### 本文
ここからはRyzen 7000搭載パソコンの自作方法を解説していく。まずはパーツの選択だが、基本方針は図1の通り。予算13万円で十分な性能、かつ拡張性の高い構成をもくろむ。
図1、ここからはRyzen 7000を使用して末長く使えるパソコンの作例を紹介する。パーツ選択の基本方針は上の通り。予算はOS込みで13万円だ。将来のアップグレードを強く意識してパーツを選択する。
CPUは高コスパのRyzen 5 7600Xとした(図2~図4)。それに対応したマザーボードから、高品質で拡張性が高い割に安価なB650搭載モデルを選択した(図5、図6)。
図2、Ryzen 7000シリーズでコスパが良いのはRyzen 5。Ryzen 5には「7600X」と「7600」があるが、性能が高いほうを選択した。
Θ 別途CPUクーラーを用意する。
図3、Ryzenで型番の末尾に「X」が付く高性能モデルはCPUクーラーが付属していない。今回は冷却性能に定評がある高コスパ空冷クーラーを選択した。
Θ 性能にこだわるならRyzen 7 7700X以上。

### 提示資料
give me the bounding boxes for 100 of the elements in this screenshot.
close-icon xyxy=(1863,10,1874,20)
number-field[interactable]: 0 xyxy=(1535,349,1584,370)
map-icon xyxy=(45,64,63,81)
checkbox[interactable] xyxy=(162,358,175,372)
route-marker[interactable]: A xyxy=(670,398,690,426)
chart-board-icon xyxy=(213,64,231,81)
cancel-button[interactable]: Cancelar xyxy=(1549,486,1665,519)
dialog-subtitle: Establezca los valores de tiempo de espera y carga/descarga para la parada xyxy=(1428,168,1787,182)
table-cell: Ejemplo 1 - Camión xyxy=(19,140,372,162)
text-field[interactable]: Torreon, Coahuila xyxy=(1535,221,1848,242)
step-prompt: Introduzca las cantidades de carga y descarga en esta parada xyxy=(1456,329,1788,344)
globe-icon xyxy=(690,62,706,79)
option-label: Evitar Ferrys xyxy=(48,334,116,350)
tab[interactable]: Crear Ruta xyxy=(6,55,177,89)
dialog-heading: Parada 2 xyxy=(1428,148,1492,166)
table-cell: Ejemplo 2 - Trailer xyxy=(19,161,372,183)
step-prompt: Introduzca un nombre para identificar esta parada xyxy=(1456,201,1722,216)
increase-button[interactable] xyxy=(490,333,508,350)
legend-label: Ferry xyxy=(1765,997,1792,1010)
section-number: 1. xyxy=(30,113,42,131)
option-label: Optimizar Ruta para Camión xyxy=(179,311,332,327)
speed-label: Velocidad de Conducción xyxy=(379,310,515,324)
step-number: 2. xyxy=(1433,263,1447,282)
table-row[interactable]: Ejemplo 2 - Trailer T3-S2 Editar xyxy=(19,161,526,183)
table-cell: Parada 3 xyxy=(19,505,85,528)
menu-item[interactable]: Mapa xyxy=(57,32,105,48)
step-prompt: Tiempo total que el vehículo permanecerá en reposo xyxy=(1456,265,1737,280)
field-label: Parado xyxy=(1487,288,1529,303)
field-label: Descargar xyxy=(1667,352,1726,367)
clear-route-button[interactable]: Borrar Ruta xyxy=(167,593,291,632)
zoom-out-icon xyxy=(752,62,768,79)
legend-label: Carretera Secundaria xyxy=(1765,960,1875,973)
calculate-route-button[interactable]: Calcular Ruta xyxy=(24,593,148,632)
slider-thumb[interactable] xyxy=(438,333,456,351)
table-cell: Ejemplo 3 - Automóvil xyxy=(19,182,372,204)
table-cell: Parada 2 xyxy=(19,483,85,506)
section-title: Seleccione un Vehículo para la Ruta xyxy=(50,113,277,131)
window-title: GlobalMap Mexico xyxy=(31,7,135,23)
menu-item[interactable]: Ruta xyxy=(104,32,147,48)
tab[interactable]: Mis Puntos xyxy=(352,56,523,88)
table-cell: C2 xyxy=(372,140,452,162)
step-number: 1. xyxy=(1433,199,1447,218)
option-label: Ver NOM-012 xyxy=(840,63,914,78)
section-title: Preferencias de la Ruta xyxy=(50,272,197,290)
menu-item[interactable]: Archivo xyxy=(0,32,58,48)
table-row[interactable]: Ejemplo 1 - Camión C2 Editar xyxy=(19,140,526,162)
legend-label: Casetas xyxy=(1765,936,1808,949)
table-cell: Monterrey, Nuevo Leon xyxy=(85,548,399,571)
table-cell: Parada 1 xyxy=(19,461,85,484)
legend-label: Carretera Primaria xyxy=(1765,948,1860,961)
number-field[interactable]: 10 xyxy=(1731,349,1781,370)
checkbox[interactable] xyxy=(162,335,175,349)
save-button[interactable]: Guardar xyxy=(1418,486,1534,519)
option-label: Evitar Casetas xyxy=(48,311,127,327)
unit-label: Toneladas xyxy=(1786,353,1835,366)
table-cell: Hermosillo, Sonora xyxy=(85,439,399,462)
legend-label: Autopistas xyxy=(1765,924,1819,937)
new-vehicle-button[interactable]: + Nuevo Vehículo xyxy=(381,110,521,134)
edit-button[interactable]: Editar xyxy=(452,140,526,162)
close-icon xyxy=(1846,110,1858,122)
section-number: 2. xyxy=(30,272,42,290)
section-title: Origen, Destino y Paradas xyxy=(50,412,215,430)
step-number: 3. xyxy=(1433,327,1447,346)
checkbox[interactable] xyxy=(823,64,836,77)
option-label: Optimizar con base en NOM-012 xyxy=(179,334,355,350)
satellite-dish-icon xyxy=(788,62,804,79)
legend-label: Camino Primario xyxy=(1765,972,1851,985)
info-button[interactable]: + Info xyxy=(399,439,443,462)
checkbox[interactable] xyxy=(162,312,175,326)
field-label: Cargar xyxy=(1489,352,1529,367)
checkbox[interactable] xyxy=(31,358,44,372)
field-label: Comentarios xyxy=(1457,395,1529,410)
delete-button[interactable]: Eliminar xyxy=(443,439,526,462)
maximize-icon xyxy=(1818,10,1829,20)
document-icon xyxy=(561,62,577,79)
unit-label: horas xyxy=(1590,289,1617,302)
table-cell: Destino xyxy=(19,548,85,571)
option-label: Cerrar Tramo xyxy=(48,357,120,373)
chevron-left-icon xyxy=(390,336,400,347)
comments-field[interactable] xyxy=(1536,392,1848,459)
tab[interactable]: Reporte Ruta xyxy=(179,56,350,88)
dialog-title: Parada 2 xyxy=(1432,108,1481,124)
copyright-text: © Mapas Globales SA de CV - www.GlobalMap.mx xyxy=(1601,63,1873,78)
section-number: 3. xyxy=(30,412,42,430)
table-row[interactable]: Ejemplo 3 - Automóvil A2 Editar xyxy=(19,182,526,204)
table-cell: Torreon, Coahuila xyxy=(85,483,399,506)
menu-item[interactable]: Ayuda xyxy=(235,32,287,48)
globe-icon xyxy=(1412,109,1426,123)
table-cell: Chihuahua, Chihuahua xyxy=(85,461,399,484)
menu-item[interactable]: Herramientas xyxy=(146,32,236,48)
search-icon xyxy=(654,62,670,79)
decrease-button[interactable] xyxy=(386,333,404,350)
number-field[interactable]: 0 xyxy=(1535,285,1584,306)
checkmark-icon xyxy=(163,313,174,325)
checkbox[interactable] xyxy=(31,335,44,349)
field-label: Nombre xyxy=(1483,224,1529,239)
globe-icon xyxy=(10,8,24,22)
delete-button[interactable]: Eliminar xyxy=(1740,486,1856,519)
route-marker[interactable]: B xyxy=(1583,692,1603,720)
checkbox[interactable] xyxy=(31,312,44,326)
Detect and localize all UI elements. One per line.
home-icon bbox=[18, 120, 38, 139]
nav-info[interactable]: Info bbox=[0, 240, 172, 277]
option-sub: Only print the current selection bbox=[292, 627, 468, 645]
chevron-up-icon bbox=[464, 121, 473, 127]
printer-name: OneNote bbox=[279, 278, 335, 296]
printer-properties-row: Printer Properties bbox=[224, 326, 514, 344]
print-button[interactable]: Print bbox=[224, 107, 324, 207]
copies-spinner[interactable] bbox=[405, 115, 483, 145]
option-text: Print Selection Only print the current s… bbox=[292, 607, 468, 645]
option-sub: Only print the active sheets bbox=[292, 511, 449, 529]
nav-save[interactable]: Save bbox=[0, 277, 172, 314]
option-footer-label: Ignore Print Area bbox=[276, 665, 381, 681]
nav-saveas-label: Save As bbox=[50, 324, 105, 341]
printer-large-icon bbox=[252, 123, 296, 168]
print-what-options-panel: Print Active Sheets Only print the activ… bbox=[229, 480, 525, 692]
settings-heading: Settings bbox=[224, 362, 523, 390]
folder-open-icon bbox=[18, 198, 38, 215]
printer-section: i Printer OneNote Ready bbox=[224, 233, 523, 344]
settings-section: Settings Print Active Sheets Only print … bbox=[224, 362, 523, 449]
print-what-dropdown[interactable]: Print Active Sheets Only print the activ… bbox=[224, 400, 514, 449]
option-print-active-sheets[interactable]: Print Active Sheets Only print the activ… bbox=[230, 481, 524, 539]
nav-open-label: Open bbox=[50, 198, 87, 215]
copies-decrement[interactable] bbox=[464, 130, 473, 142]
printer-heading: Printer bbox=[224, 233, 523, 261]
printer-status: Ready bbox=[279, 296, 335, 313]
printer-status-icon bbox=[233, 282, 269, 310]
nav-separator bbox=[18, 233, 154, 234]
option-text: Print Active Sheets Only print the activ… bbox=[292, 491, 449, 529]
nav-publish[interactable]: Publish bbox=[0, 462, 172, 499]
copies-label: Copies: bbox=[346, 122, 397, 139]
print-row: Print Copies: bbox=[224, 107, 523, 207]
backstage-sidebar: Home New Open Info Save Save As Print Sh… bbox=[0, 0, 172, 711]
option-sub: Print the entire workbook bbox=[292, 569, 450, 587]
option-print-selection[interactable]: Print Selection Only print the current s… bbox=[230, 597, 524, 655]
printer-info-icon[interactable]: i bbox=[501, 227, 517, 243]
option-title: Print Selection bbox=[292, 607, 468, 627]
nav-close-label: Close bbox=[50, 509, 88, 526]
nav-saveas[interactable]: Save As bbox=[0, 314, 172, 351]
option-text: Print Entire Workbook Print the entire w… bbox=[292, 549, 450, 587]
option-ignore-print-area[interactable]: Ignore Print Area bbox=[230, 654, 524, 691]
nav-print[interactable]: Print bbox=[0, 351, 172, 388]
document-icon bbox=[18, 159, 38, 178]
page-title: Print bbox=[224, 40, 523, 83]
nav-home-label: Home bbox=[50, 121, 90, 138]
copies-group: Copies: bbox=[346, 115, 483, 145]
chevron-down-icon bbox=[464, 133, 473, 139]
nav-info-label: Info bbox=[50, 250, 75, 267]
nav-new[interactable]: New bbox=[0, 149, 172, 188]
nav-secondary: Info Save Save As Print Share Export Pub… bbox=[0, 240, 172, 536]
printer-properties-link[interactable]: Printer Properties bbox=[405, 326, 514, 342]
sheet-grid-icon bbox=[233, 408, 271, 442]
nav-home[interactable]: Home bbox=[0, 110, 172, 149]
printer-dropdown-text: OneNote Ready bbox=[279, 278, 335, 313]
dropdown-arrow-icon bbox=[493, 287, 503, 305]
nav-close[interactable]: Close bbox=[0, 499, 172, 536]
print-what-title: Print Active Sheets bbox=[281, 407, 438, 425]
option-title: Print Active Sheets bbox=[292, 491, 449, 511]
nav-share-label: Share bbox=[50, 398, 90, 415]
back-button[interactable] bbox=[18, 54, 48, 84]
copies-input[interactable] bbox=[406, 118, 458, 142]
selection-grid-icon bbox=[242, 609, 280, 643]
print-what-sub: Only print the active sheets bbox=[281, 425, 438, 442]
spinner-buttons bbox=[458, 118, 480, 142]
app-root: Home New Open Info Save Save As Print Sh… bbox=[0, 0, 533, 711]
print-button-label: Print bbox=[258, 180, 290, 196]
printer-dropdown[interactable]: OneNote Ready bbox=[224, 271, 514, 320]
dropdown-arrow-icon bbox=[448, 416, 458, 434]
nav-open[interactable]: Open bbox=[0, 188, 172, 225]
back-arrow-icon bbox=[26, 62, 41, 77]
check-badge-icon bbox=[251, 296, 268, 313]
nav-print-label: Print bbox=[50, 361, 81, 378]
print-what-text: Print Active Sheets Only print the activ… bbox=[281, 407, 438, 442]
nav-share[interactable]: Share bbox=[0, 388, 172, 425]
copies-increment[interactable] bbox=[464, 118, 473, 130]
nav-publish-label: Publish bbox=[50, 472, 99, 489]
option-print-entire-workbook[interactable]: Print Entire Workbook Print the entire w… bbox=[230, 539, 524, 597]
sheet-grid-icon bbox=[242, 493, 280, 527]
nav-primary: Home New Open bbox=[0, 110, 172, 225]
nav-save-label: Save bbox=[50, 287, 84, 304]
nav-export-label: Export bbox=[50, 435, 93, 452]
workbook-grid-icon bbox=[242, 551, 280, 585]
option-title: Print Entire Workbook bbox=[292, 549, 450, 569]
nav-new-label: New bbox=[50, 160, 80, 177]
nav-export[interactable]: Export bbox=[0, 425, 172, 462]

### 課題の指示
A: 本文について、次の問いに答えてください。
(i) 作例の予算はOS込みでいくらか。
(ii) CPUにはどのモデルが選ばれたか。
(iii) マザーボードにはどのチップセットを搭載したモデルが選ばれたか。
B: 本文の「図1、ここからはRyzen 7000を使」から「性能にこだわるならRyzen 7 7700X以上。」までの箇所を、一字一句違えずに書き出してください。

### 設問別解答
A:
(i) 13万円
(ii) Ryzen 5 7600X
(iii) B650

B:
図1、ここからはRyzen 7000を使用して末長く使えるパソコンの作例を紹介する。パーツ選択の基本方針は上の通り。予算はOS込みで13万円だ。将来のアップグレードを強く意識してパーツを選択する。
CPUは高コスパのRyzen 5 7600Xとした(図2~図4)。それに対応したマザーボードから、高品質で拡張性が高い割に安価なB650搭載モデルを選択した(図5、図6)。
図2、Ryzen 7000シリーズでコスパが良いのはRyzen 5。Ryzen 5には「7600X」と「7600」があるが、性能が高いほうを選択した。
Θ 別途CPUクーラーを用意する。
図3、Ryzenで型番の末尾に「X」が付く高性能モデルはCPUクーラーが付属していない。今回は冷却性能に定評がある高コスパ空冷クーラーを選択した。
Θ 性能にこだわるならRyzen 7 7700X以上。